** START OF Material to process **
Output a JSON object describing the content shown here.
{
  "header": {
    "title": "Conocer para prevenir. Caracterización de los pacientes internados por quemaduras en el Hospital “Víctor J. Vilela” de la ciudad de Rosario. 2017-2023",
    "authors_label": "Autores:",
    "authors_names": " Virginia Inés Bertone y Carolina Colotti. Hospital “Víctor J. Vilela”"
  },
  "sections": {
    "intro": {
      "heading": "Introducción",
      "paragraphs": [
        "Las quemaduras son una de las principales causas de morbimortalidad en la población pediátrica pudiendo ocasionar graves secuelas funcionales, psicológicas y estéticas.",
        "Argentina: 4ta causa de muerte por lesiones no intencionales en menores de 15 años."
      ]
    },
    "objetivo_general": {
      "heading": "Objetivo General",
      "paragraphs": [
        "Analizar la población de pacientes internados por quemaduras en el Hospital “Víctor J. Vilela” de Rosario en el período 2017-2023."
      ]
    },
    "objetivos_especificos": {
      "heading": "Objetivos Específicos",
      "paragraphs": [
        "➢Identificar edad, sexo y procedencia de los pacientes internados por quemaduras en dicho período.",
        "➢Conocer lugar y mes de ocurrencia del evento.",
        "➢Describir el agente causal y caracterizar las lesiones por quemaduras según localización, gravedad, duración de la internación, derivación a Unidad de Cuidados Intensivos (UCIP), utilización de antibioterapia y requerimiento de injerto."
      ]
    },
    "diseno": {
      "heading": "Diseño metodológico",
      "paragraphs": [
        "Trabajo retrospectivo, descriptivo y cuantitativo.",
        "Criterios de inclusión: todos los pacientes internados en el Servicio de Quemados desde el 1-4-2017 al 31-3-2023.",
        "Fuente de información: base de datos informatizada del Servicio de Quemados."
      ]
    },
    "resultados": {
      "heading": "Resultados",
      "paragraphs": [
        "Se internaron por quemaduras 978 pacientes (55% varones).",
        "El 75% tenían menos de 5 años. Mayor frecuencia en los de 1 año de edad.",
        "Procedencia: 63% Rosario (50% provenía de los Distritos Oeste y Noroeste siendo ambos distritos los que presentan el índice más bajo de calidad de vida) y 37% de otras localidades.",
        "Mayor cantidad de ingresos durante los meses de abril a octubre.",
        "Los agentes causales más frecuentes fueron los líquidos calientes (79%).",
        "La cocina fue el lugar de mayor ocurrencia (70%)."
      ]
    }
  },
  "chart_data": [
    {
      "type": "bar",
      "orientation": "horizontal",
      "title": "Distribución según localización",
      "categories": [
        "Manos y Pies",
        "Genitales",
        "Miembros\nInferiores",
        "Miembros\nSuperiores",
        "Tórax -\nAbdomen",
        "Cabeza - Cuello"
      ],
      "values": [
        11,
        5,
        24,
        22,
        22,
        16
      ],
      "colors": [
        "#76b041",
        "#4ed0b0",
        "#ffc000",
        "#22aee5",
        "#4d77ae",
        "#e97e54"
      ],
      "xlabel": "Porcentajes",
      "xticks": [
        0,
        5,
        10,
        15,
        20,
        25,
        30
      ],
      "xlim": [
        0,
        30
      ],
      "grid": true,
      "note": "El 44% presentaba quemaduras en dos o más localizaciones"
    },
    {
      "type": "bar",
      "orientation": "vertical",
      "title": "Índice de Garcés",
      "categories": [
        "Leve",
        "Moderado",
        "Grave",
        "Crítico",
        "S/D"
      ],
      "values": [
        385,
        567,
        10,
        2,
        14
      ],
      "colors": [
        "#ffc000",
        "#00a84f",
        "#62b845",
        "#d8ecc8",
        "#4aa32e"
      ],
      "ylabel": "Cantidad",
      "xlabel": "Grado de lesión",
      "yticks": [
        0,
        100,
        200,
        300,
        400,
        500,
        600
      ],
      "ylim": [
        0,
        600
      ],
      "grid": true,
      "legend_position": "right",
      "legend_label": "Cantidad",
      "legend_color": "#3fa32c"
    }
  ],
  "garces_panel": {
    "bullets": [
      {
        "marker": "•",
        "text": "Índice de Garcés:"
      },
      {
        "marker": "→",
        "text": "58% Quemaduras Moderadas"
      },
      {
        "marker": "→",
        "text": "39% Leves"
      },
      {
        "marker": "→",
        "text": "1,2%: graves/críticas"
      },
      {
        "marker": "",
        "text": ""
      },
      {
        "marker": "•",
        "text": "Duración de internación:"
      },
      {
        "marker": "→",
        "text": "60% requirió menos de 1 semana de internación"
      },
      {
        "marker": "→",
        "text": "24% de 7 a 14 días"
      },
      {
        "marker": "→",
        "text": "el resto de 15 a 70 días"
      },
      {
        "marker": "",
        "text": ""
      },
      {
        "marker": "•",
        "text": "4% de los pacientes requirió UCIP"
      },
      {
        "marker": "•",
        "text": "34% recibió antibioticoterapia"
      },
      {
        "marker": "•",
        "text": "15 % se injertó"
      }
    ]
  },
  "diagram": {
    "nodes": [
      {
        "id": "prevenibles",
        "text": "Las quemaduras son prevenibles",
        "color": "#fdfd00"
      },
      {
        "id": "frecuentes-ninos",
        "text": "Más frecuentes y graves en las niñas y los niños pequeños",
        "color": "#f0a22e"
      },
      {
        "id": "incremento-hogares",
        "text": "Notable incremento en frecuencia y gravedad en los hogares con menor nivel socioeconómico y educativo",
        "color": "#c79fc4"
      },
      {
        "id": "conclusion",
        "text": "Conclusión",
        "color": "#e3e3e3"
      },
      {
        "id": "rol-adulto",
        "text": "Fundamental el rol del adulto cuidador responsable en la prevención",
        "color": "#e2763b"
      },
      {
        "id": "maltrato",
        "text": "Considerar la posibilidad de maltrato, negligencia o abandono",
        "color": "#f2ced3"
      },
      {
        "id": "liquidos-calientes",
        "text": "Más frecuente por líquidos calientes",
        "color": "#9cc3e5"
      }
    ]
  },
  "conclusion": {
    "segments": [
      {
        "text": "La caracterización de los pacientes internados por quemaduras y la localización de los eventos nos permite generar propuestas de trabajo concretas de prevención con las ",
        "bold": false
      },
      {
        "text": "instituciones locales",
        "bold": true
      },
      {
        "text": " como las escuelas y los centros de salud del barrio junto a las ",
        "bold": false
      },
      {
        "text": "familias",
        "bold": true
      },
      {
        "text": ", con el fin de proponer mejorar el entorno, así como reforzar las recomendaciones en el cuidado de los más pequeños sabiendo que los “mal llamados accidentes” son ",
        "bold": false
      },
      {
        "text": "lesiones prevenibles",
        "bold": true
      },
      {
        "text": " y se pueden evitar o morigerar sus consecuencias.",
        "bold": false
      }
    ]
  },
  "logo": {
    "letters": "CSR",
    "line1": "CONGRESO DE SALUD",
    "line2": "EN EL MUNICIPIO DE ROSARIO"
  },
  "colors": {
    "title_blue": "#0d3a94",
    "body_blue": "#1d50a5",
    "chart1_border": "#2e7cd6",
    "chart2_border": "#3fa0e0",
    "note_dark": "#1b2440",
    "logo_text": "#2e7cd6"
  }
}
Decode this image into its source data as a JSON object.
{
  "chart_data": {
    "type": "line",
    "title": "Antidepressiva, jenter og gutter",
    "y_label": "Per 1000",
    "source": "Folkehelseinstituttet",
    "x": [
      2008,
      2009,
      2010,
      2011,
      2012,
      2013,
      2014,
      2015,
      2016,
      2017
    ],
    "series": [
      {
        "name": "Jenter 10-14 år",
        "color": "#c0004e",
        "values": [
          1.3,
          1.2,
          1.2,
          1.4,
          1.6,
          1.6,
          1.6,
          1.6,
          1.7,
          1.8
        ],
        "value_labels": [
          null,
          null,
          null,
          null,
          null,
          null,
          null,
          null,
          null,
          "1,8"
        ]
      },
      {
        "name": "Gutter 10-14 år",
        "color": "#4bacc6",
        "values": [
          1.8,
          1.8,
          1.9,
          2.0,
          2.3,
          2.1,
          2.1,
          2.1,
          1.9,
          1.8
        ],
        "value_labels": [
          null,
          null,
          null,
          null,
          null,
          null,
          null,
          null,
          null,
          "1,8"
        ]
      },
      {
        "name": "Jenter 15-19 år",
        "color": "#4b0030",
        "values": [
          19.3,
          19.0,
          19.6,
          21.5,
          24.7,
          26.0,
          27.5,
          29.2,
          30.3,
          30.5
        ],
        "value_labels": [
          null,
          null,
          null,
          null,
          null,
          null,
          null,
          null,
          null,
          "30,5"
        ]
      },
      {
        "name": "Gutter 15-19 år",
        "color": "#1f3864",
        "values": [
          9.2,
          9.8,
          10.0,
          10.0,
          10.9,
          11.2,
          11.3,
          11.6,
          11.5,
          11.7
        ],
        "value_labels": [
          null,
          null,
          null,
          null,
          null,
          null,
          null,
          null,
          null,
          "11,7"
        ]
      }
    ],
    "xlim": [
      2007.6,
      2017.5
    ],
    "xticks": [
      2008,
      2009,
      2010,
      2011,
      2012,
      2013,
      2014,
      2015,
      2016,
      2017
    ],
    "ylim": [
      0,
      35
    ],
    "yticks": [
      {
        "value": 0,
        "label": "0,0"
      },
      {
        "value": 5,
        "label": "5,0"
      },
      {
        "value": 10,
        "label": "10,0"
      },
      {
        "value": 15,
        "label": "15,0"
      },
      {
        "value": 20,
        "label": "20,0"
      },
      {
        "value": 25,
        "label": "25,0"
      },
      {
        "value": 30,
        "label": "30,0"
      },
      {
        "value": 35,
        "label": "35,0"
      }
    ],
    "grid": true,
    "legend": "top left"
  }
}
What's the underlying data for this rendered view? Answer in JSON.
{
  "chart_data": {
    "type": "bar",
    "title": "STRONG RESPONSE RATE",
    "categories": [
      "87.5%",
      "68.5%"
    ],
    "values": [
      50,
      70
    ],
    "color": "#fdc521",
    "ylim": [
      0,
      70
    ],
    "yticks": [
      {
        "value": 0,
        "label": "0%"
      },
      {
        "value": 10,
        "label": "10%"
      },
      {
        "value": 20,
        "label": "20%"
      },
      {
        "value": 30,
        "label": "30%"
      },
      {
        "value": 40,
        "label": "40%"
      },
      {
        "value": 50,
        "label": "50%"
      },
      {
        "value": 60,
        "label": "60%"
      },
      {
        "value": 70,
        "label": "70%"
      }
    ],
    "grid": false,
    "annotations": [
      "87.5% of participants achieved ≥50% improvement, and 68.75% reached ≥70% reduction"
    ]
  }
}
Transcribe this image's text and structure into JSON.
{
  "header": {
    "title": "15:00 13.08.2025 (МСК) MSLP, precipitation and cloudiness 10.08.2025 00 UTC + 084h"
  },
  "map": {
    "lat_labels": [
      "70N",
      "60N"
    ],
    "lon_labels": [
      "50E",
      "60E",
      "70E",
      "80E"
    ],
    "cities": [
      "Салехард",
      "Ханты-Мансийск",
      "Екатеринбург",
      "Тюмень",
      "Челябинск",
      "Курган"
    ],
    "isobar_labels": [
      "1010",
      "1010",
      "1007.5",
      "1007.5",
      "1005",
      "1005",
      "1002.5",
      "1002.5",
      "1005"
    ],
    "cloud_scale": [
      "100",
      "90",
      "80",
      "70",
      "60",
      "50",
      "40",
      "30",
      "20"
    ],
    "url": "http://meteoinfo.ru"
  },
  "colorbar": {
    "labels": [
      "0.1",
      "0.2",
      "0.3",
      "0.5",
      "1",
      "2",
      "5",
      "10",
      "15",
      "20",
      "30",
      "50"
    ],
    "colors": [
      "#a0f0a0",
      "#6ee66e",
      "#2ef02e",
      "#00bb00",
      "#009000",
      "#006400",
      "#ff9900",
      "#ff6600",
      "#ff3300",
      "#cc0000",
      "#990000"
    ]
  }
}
** END OF Material to process **
■ **Direction**: Your task is to list each line of the records with the word "JSON".

■ **Exercise output**:
Output a JSON object describing the content shown here.
Decode this image into its source data as a JSON object.
What's the underlying data for this rendered view? Answer in JSON.
Transcribe this image's text and structure into JSON.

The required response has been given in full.